- **Stated exercise**
From the entries below, gather every line containing the string "JSON".

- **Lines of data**
>> BEGIN
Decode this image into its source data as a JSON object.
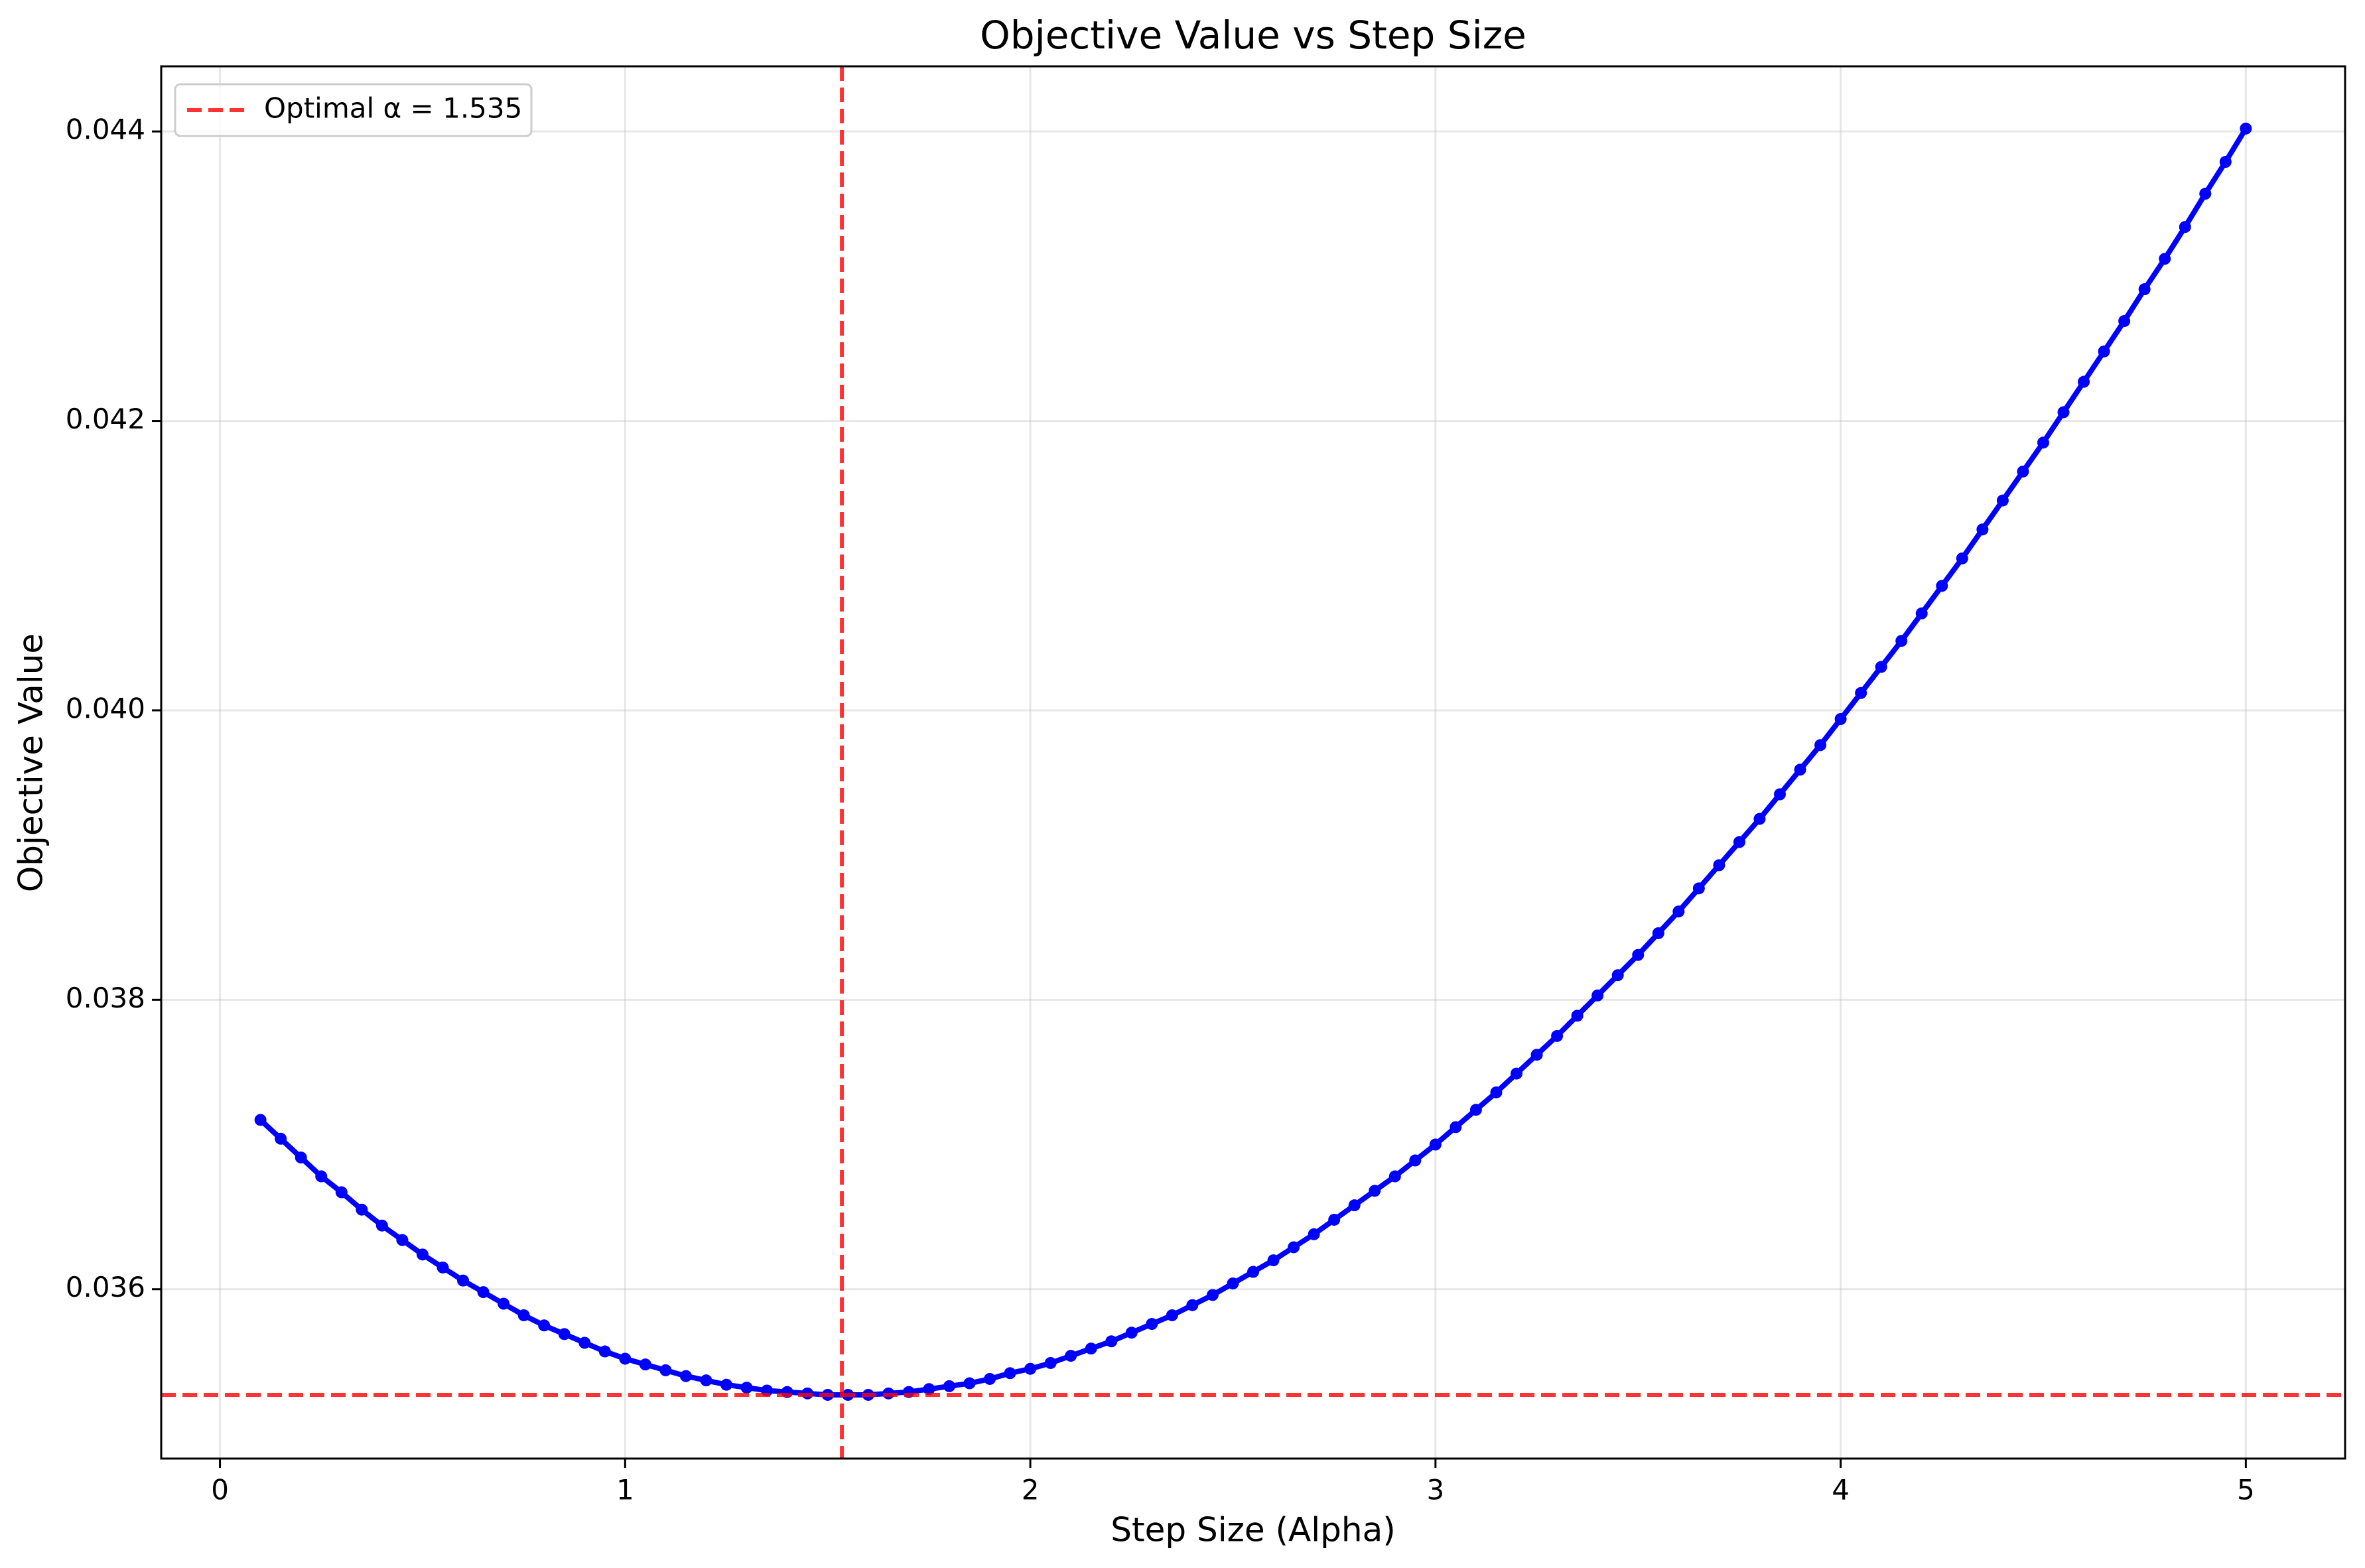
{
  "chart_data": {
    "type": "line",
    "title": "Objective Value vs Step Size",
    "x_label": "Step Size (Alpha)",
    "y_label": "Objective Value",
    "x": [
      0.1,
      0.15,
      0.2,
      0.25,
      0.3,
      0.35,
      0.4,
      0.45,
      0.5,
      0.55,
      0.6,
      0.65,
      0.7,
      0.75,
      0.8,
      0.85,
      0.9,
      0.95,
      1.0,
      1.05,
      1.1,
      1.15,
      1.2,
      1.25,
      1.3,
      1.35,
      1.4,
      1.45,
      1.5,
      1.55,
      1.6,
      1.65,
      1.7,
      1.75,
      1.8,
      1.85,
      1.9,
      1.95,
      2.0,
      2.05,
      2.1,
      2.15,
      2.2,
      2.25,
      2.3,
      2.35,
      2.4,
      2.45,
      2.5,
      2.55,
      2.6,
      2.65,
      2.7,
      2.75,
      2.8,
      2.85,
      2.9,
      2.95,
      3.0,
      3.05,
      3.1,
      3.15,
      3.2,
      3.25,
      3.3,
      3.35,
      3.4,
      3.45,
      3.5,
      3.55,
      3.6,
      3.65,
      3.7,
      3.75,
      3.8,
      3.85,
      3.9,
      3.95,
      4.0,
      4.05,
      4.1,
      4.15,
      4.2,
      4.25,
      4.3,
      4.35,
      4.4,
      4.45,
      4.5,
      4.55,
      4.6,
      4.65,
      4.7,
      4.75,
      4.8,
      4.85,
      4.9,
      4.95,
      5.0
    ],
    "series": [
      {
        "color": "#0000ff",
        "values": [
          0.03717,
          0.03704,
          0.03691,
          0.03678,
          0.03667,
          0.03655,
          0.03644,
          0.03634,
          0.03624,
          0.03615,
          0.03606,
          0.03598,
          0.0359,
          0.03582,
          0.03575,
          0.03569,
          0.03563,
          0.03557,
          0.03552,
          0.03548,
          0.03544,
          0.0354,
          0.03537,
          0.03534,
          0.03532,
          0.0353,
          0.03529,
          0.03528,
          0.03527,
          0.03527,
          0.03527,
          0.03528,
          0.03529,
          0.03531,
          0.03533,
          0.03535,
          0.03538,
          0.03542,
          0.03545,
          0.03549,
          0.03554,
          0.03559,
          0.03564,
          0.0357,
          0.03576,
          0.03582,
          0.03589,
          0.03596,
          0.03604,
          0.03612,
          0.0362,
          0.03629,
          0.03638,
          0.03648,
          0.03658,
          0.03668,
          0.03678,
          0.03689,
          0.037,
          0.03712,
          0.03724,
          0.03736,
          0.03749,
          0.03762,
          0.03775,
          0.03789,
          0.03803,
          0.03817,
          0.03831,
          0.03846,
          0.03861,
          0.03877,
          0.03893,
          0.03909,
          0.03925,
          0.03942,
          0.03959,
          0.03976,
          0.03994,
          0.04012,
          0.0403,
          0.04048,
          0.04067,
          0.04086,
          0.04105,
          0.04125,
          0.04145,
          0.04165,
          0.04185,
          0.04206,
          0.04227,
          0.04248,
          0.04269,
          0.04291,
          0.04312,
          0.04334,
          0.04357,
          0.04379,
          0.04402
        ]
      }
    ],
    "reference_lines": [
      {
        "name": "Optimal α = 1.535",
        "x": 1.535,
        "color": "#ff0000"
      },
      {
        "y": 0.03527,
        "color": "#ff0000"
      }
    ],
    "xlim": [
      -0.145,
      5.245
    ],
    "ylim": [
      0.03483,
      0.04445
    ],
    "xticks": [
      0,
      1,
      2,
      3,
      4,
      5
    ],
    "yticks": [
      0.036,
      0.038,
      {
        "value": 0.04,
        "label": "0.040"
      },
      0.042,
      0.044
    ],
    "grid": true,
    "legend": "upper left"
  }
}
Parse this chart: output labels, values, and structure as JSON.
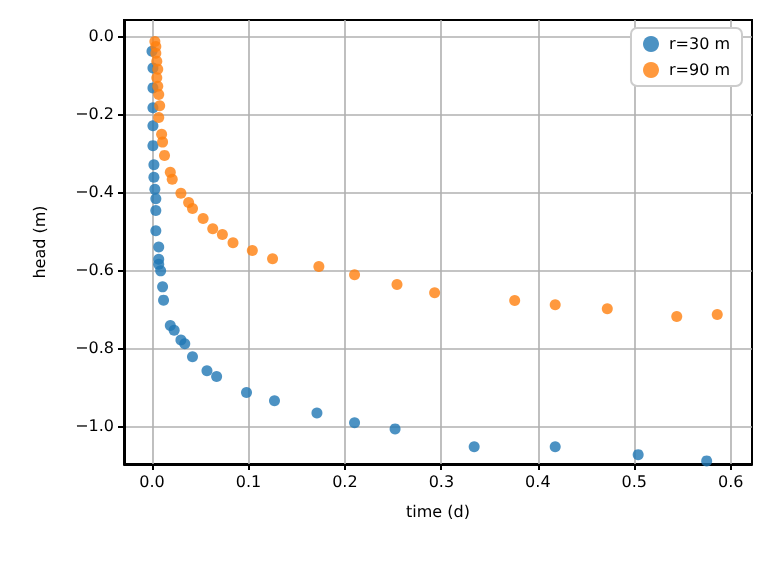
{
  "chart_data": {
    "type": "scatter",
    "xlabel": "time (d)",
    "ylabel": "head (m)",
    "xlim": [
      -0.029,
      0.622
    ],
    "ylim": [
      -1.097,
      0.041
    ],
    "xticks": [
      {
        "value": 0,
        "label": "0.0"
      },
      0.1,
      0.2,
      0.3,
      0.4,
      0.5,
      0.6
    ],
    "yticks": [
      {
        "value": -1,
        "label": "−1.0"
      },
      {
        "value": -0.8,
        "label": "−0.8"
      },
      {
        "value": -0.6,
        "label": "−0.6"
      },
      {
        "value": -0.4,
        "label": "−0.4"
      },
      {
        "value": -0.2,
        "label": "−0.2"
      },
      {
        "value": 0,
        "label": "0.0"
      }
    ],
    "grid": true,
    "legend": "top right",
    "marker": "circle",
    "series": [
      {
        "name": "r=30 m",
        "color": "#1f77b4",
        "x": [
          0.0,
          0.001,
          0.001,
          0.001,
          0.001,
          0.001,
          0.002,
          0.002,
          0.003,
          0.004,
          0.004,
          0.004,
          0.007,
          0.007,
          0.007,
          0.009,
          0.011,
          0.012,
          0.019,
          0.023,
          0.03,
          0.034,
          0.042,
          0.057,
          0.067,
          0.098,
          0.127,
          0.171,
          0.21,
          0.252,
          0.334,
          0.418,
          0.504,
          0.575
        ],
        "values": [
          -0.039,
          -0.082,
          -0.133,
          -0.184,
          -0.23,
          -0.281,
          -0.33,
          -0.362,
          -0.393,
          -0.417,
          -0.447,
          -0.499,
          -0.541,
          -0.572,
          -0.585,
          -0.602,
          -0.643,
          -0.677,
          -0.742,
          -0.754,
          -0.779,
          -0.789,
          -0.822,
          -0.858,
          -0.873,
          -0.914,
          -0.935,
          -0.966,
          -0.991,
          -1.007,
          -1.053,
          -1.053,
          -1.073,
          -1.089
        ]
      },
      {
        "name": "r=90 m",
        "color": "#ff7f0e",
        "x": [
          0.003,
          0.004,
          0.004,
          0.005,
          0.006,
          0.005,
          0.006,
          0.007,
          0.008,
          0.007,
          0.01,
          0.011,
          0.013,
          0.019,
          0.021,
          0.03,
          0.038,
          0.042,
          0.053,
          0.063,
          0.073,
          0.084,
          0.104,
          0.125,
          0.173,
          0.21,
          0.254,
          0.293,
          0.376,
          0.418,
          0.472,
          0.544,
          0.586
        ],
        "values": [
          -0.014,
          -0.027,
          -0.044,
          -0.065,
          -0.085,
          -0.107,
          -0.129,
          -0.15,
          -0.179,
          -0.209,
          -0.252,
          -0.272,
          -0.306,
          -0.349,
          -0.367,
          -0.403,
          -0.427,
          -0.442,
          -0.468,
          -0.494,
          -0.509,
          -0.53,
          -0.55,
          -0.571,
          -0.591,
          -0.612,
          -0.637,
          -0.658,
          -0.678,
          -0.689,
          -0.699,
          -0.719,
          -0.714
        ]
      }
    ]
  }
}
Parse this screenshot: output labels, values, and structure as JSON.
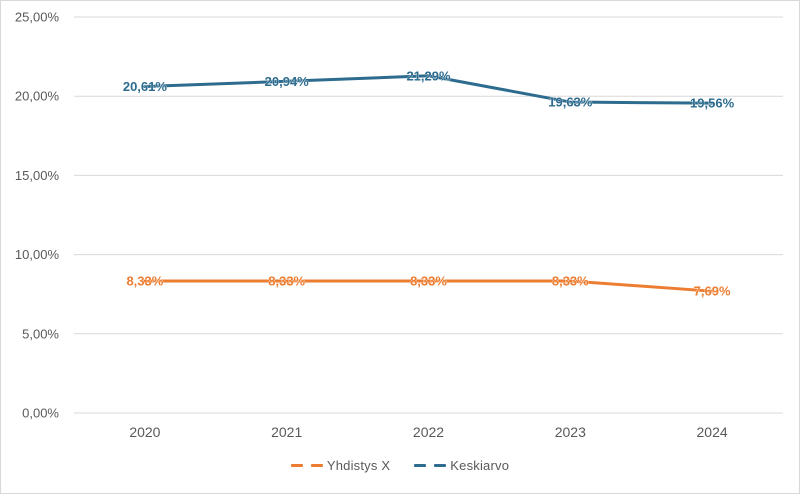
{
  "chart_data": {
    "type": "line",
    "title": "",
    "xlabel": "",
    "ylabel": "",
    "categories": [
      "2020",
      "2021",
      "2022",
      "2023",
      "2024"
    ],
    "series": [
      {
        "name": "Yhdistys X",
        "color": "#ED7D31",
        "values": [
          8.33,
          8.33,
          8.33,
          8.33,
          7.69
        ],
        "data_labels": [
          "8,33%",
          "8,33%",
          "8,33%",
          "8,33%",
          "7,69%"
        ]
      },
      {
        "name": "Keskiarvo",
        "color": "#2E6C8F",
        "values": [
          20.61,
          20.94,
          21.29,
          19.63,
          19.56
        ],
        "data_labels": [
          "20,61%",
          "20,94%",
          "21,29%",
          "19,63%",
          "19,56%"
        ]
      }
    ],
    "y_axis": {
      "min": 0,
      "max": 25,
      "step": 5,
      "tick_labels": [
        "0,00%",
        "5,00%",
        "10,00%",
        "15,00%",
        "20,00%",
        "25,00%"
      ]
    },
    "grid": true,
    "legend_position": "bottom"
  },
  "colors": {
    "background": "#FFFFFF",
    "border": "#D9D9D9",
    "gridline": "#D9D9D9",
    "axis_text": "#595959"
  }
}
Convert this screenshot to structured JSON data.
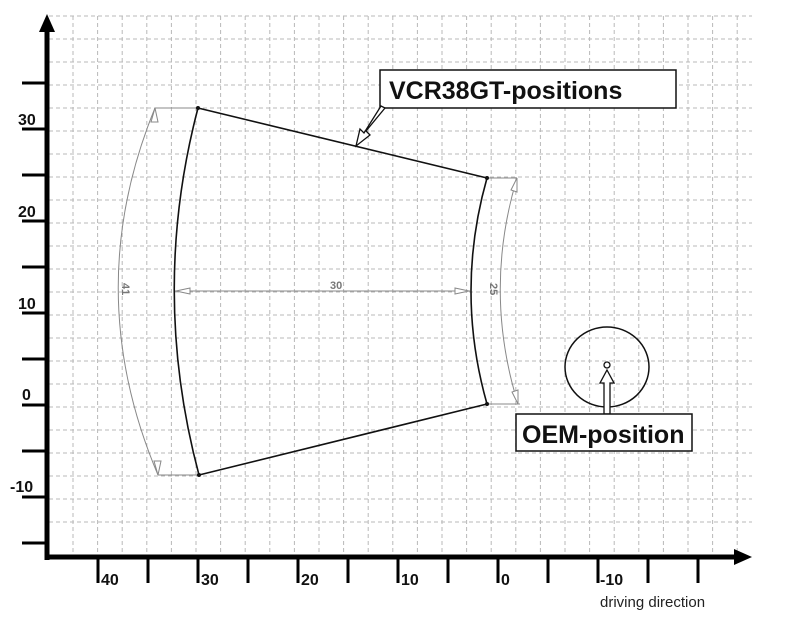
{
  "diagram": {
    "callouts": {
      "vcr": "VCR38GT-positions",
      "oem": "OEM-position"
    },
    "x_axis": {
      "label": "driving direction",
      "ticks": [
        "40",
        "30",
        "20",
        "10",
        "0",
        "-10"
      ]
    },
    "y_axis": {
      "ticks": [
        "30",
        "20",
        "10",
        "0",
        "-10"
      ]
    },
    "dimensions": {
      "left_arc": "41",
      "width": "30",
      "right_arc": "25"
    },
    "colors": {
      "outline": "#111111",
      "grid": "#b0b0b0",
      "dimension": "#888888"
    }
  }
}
>> END
- **Solution for this problem**
Decode this image into its source data as a JSON object.
Parse this chart: output labels, values, and structure as JSON.
Parse this screenshot: output labels, values, and structure as JSON.
Convert this screenshot to structured JSON data.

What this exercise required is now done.